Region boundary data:
┄┄┄┄┄┄┄┄┄┄
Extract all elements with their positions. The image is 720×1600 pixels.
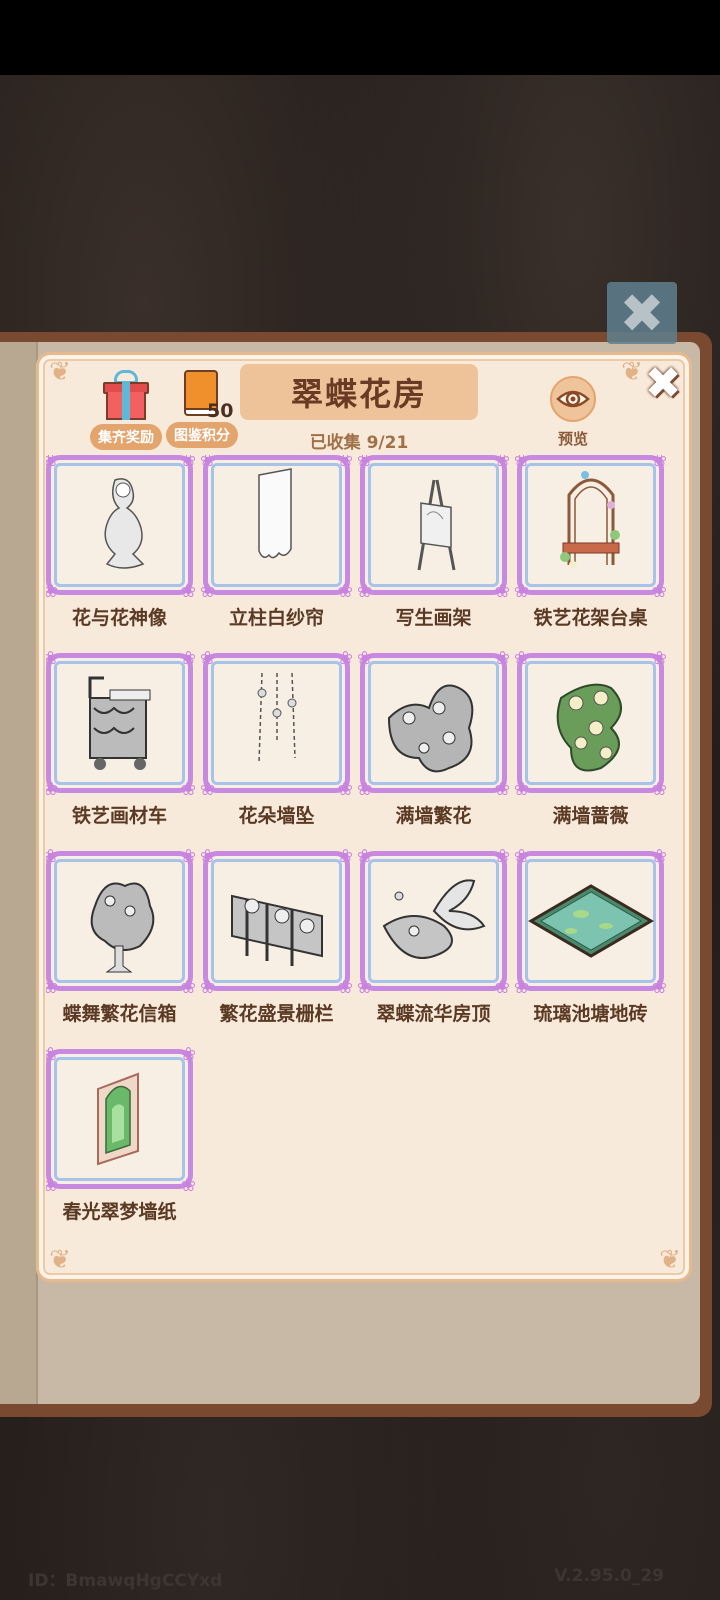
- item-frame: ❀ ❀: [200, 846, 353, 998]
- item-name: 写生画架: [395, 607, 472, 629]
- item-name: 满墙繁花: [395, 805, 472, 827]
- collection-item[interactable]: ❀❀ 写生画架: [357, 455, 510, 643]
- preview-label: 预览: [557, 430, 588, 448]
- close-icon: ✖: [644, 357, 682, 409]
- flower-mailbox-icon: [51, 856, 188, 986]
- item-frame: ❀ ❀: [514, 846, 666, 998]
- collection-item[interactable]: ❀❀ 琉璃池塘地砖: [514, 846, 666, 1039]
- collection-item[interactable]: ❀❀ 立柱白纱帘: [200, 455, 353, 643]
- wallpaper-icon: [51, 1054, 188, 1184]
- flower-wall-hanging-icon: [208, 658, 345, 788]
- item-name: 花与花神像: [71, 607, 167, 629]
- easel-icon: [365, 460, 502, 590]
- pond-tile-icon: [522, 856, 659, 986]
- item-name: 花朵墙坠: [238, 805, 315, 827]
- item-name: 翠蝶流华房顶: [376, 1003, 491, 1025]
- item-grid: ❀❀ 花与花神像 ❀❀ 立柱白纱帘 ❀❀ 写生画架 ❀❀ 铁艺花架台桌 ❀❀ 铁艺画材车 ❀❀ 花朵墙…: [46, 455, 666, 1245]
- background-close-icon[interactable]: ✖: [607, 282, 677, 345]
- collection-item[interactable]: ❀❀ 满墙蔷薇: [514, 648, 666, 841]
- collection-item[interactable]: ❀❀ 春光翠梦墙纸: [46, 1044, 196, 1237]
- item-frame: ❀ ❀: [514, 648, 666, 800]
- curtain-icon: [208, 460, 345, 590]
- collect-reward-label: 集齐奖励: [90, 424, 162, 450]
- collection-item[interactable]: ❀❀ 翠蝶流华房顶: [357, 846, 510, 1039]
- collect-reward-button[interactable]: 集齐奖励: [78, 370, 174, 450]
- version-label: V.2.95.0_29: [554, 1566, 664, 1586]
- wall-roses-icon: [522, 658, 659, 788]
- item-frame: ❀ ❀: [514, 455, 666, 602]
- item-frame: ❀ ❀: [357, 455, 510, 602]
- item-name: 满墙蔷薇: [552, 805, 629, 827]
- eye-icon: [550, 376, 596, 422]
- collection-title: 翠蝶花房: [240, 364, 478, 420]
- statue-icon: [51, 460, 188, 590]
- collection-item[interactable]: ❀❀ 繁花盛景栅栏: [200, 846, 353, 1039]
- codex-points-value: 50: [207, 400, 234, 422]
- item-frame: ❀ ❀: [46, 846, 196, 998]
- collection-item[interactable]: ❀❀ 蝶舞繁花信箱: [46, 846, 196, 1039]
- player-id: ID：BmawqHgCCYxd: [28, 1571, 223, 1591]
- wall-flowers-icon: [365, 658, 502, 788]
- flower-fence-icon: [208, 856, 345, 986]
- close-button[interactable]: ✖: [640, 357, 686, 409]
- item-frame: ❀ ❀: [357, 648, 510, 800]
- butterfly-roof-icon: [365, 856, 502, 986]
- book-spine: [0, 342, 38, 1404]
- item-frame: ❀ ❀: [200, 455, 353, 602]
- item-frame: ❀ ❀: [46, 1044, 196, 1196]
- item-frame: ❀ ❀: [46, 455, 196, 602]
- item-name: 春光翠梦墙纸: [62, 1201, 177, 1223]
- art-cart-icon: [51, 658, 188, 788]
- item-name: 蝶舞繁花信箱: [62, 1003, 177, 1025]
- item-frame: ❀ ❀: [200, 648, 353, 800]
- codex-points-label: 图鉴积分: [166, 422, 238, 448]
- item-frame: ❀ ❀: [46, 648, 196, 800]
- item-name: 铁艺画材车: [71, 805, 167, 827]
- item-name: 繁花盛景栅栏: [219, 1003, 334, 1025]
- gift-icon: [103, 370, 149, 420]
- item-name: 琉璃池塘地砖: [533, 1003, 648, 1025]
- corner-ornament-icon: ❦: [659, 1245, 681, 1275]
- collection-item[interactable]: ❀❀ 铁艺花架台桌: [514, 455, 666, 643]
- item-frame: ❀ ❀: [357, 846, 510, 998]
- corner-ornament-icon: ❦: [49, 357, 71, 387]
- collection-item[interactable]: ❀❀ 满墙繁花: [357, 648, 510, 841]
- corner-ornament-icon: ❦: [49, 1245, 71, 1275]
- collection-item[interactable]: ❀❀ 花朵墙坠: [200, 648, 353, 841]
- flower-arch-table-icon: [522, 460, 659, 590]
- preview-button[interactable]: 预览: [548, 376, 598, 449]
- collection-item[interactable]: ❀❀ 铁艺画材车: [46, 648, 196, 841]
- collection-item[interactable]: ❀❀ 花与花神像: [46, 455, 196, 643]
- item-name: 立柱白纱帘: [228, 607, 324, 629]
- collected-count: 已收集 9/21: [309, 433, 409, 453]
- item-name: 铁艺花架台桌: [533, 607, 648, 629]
┄┄┄┄┄┄┄┄┄┄
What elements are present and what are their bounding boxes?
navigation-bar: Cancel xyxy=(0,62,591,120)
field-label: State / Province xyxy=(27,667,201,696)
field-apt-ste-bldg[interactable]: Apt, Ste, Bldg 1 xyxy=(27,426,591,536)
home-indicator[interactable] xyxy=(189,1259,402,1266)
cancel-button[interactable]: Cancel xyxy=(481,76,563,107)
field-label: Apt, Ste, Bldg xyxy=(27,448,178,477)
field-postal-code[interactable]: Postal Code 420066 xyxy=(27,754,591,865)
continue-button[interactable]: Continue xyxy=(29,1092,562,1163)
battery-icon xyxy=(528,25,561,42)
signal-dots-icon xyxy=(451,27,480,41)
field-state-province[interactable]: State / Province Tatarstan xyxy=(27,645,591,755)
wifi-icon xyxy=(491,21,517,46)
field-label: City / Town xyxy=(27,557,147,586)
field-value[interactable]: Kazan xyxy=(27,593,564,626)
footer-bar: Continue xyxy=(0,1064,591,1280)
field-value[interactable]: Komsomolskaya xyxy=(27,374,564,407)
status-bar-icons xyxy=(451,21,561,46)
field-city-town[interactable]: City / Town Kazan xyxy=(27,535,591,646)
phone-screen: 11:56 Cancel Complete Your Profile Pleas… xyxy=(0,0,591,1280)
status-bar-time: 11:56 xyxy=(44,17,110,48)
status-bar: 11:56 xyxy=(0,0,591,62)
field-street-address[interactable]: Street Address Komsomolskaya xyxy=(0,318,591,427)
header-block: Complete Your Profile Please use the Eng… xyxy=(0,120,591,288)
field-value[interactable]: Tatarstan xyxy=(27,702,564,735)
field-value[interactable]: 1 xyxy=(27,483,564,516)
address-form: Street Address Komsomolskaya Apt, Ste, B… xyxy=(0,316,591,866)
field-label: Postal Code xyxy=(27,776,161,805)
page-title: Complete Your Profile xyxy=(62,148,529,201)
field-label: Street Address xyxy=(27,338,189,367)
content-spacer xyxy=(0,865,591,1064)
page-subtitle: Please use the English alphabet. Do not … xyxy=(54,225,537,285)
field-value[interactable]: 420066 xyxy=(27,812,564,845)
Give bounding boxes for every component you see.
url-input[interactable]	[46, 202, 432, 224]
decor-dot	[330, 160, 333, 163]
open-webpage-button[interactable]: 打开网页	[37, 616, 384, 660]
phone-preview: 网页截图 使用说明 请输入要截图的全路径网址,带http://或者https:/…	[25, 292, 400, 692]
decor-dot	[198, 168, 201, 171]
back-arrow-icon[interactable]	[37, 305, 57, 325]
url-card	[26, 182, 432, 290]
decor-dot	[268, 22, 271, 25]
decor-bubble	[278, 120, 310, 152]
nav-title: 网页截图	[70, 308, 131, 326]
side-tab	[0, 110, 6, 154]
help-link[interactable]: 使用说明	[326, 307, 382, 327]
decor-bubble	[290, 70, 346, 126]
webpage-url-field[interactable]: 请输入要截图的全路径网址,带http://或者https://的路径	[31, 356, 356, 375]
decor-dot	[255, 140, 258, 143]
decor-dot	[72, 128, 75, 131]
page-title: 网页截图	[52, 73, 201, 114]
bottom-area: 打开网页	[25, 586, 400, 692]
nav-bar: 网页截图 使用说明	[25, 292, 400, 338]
┄┄┄┄┄┄┄┄┄┄
## STATED GOAL
Retype the entries from the line containing "What elements are" up to and including the line containing "field-label: Apt, Ste, Bldg", keeping every character as it appears.

## TASK SOLUTION
What elements are present and what are their bounding boxes?
navigation-bar: Cancel xyxy=(0,62,591,120)
field-label: State / Province xyxy=(27,667,201,696)
field-apt-ste-bldg[interactable]: Apt, Ste, Bldg 1 xyxy=(27,426,591,536)
home-indicator[interactable] xyxy=(189,1259,402,1266)
cancel-button[interactable]: Cancel xyxy=(481,76,563,107)
field-label: Apt, Ste, Bldg xyxy=(27,448,178,477)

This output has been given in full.